:: Consigne 1 ::
Pouvez-vous recopier telles quelles les lignes des données ci-dessous, depuis leur début jusqu'à la ligne contenant "y-tick-label: 700 <box>71 49 92 63</box>", celle-ci comprise ?

:: Extrait du document ::
####################
La critique littéraire est une partie essentielle de la vie littéraire. À travers l'analyse, l'interprétation et l'évaluation des œuvres littéraires, elle contribue à nourrir la création, promeut le développement de la littérature, et participe à façonner et orienter les goûts esthétiques de l'époque.
À l'ère de l'IA, la pensée et les comportements humains connaissent des mutations profondes, et de nombreuses tâches autrefois réservées aux êtres humains sont progressivement prises en charge par l'intelligence artificielle. Dans le paysage littéraire actuel, la création littéraire se voit elle aussi "envahie" par divers outils d'IA. Face à cette transformation inédite, la critique littéraire se dirige-t-elle vers sa "fin" ?
Arme à double tranchant
L'avantage premier de l'IA réside dans son efficacité. Dès lors, l'intégration de l'intelligence artificielle dans la critique littéraire peut-elle accroître l'efficacité de l'écriture critique ? L'IA pourrait-elle devenir une "arme acérée" entre les mains des critiques ?
Premièrement, la critique littéraire assistée par l'IA démontre un haut degré de professionnalisme. Comme le souligne L'Esprit littéraire et la Sculpture des Dragons : "Ce n'est qu'après avoir joué mille mélodies qu'on connaît la musique ; ce n'est qu'après avoir observé mille épées qu'on reconnaît l'arme." La critique fondée sur l'IA a le potentiel de devenir un savoir-faire artisanal. En s'appuyant sur les sciences statistiques, la théorie de l'information et la cybernétique, l'IA peut développer une familiarité approfondie avec l'objet critique tout en maîtrisant les méthodologies critiques.
####################
Entrées d'un jeu de données:

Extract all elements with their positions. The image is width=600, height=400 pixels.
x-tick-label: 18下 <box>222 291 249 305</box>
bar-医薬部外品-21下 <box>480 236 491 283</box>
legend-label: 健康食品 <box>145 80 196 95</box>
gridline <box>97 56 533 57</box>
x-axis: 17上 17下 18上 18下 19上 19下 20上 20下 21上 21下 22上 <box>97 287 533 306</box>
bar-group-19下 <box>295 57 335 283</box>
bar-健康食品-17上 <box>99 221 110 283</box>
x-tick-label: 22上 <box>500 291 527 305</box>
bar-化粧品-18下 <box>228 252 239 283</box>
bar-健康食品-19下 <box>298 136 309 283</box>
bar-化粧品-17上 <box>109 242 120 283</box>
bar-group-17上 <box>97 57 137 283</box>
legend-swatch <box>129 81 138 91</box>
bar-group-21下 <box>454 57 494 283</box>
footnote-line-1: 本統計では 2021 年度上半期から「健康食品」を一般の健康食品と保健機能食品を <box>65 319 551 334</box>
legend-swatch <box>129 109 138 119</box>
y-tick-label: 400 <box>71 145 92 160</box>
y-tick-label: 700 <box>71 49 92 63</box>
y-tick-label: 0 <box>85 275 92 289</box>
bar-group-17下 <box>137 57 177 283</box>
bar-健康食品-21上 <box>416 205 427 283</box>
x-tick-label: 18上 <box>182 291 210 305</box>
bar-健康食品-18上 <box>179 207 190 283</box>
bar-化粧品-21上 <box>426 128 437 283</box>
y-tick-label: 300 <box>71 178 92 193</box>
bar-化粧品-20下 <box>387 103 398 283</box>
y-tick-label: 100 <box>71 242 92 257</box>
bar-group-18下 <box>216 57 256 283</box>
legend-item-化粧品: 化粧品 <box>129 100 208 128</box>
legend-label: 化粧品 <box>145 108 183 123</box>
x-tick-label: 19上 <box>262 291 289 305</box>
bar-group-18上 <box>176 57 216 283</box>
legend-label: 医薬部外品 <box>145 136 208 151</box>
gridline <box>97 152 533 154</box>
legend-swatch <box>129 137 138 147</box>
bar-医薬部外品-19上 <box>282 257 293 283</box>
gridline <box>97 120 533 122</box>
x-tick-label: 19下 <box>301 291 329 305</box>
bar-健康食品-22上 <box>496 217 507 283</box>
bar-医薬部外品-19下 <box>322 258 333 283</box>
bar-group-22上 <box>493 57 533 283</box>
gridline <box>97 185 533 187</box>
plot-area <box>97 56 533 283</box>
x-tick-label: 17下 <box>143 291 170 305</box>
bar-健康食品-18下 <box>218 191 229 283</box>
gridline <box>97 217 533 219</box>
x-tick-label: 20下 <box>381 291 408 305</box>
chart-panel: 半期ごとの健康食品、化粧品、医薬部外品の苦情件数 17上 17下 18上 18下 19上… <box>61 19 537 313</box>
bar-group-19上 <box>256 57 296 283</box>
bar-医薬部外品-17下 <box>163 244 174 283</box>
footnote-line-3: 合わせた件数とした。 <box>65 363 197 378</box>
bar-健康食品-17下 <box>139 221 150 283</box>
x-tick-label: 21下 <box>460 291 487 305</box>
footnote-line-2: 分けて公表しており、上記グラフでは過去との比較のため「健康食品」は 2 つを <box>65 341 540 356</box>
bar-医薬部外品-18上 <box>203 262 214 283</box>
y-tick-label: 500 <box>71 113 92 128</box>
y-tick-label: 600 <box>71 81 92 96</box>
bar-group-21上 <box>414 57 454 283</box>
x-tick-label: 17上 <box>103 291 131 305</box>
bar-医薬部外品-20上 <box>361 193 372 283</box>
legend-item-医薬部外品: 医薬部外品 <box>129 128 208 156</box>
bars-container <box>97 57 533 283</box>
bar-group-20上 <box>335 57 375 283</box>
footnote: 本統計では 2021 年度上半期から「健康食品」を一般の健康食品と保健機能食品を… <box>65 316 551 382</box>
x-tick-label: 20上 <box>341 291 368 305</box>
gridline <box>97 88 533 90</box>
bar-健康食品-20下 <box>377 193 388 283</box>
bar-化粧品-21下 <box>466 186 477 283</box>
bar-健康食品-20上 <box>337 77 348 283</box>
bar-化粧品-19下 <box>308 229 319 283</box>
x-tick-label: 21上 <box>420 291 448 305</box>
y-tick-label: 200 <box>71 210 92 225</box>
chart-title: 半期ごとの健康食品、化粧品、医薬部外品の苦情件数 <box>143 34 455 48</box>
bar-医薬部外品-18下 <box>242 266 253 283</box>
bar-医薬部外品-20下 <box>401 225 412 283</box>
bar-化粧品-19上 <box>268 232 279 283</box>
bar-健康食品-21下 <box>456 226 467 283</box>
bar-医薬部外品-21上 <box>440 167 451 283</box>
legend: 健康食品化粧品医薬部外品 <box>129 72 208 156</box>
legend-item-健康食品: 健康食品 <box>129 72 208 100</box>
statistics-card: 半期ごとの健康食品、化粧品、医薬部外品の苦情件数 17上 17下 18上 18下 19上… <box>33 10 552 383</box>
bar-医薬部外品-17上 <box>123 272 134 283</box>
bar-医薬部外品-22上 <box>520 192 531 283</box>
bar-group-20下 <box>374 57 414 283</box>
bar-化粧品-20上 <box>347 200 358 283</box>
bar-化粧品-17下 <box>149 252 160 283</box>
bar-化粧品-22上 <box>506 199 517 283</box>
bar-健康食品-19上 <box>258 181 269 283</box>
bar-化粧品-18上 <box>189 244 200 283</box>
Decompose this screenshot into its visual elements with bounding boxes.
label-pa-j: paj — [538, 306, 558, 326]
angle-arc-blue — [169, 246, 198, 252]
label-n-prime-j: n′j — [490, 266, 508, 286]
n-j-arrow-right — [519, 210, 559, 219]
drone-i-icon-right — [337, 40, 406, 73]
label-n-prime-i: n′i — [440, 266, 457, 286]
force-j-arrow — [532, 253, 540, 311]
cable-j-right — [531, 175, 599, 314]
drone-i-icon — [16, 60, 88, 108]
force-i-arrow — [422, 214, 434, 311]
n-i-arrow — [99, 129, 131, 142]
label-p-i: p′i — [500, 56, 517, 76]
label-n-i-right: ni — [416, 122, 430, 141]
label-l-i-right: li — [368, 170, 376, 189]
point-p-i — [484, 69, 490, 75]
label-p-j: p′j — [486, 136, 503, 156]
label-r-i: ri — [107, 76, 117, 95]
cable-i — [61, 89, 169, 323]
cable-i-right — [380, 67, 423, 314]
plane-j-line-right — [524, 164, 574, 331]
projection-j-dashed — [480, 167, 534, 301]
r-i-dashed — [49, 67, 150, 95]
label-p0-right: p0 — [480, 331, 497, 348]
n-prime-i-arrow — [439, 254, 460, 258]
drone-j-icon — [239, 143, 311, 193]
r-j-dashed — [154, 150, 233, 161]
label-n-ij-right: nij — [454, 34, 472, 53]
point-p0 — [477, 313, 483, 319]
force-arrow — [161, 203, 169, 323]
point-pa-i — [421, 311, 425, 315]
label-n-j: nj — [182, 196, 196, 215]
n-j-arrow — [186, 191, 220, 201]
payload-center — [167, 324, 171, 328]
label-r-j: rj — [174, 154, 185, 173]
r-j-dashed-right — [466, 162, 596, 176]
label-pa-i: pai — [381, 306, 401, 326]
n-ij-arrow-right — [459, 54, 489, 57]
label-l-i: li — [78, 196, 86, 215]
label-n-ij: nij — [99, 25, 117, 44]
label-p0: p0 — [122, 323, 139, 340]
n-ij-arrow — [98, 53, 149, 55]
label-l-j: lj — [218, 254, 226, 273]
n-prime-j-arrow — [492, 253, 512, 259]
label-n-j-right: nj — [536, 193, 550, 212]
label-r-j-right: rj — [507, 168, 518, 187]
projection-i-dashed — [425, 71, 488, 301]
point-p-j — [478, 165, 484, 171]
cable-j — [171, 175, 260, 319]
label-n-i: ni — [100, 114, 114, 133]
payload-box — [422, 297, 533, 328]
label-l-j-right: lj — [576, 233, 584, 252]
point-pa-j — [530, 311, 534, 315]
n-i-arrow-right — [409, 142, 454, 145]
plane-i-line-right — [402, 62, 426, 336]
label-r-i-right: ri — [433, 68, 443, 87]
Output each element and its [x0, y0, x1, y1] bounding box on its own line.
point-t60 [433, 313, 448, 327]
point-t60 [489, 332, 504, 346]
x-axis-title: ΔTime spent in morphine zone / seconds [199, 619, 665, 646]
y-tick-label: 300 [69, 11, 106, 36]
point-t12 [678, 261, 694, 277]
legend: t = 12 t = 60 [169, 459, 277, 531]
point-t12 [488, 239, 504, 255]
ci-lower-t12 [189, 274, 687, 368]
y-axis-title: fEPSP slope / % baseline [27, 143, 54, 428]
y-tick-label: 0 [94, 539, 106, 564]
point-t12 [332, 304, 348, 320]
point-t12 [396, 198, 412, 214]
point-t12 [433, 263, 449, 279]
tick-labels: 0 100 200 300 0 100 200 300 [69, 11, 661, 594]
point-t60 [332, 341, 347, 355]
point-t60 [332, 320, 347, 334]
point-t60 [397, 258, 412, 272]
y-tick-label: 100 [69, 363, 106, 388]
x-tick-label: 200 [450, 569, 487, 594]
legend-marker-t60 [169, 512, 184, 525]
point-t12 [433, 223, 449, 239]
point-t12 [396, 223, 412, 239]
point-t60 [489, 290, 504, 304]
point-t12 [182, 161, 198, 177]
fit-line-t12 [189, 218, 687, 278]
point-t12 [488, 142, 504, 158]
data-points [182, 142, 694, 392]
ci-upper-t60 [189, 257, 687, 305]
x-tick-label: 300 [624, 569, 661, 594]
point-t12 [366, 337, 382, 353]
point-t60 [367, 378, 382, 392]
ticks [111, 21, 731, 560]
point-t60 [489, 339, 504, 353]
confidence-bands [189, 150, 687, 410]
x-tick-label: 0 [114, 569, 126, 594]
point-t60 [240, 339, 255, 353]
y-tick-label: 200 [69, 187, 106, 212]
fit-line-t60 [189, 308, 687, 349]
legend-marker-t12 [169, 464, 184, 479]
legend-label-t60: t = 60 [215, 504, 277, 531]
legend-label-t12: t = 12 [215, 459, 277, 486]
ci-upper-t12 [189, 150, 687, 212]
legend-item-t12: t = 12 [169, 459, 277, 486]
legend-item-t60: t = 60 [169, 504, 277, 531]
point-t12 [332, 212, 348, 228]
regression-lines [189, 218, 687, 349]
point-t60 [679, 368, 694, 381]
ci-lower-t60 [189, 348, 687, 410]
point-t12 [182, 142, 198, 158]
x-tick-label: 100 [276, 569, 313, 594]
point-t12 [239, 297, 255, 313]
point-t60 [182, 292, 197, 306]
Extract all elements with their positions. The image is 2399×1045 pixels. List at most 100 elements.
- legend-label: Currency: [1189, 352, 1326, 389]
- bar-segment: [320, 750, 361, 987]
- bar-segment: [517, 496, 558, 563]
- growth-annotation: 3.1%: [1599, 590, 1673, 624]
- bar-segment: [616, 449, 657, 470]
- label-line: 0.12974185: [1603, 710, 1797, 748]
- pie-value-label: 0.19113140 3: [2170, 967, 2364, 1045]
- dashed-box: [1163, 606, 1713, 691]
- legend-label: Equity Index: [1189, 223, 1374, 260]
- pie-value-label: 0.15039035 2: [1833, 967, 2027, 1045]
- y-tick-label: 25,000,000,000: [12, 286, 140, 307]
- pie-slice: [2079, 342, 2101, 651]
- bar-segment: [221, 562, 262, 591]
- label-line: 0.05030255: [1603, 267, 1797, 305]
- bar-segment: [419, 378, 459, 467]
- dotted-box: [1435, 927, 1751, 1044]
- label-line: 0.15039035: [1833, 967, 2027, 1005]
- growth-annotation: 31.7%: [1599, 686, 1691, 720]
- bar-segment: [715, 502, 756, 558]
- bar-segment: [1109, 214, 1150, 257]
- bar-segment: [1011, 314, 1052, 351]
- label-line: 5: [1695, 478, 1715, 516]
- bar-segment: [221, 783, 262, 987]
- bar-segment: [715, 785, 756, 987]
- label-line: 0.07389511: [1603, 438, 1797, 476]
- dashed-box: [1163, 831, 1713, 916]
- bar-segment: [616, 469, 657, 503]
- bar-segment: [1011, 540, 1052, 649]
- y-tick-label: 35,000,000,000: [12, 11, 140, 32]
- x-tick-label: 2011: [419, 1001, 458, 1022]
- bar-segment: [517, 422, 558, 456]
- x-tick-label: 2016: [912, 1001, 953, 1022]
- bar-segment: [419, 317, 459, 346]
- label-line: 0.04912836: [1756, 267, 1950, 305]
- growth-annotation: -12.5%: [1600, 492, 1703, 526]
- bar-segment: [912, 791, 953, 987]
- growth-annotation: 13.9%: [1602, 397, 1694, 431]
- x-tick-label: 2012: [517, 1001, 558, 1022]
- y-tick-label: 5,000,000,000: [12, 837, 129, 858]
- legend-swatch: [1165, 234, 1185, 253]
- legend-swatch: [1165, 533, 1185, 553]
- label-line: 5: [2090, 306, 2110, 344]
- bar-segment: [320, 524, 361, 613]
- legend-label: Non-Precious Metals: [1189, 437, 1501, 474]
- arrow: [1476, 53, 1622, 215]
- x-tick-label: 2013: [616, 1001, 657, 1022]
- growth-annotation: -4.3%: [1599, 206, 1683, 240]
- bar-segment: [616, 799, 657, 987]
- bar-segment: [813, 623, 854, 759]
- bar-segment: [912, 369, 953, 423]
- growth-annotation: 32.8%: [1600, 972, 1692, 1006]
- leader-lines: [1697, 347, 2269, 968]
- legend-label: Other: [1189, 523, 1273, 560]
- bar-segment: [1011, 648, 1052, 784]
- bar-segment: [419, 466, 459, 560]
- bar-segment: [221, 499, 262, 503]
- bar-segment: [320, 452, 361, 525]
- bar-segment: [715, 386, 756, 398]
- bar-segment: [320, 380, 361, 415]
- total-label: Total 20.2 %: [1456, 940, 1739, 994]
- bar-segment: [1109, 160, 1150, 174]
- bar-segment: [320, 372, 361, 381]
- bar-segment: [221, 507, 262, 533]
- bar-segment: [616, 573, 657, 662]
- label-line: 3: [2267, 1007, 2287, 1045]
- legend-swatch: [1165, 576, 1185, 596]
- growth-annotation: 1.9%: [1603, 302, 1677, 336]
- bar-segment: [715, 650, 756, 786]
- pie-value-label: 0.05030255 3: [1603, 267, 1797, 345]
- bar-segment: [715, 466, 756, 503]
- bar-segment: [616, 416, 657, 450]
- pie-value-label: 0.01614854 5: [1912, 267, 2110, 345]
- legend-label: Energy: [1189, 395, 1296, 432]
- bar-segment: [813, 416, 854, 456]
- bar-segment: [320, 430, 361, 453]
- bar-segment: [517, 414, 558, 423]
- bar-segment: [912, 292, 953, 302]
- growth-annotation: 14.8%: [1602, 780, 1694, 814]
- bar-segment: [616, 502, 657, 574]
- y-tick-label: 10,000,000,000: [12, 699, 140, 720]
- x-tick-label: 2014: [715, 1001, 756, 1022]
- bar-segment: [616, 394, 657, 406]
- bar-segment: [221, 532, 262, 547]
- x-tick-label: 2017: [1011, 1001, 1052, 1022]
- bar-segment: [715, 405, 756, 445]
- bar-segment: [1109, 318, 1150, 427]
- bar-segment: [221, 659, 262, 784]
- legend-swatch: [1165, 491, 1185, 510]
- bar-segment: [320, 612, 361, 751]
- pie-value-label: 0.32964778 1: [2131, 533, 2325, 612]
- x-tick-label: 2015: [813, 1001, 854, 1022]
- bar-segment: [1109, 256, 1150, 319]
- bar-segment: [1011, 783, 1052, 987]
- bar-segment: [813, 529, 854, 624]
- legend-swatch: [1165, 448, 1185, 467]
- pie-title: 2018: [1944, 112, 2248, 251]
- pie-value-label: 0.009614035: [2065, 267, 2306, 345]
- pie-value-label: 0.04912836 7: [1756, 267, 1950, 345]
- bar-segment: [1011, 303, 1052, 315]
####################
:: Consigne 2 ::
Pourriez-vous reformuler sous forme de liste à puces le paragraphe de l'extrait sur la critique littéraire et l'IA qui commence par "Premièrement, la critique littéraire assistée par l'IA", en conservant ses faits principaux ?

:: Réponse attendue 1 ::
Extract all elements with their positions. The image is width=600, height=400 pixels.
x-tick-label: 18下 <box>222 291 249 305</box>
bar-医薬部外品-21下 <box>480 236 491 283</box>
legend-label: 健康食品 <box>145 80 196 95</box>
gridline <box>97 56 533 57</box>
x-axis: 17上 17下 18上 18下 19上 19下 20上 20下 21上 21下 22上 <box>97 287 533 306</box>
bar-group-19下 <box>295 57 335 283</box>
bar-健康食品-17上 <box>99 221 110 283</box>
x-tick-label: 22上 <box>500 291 527 305</box>
bar-化粧品-18下 <box>228 252 239 283</box>
bar-健康食品-19下 <box>298 136 309 283</box>
bar-化粧品-17上 <box>109 242 120 283</box>
bar-group-17上 <box>97 57 137 283</box>
legend-swatch <box>129 81 138 91</box>
bar-group-21下 <box>454 57 494 283</box>
footnote-line-1: 本統計では 2021 年度上半期から「健康食品」を一般の健康食品と保健機能食品を <box>65 319 551 334</box>
legend-swatch <box>129 109 138 119</box>
y-tick-label: 400 <box>71 145 92 160</box>
y-tick-label: 700 <box>71 49 92 63</box>

:: Réponse attendue 2 ::
- La critique littéraire assistée par l'IA fait preuve d'un haut degré de professionnalisme.
- L'Esprit littéraire et la Sculpture des Dragons l'illustre : on ne connaît la musique qu'après avoir joué mille mélodies, et on ne reconnaît l'arme qu'après avoir observé mille épées.
- La critique fondée sur l'IA peut devenir un savoir-faire artisanal.
- En s'appuyant sur les sciences statistiques, la théorie de l'information et la cybernétique, l'IA peut se familiariser en profondeur avec l'objet critique et maîtriser les méthodologies critiques.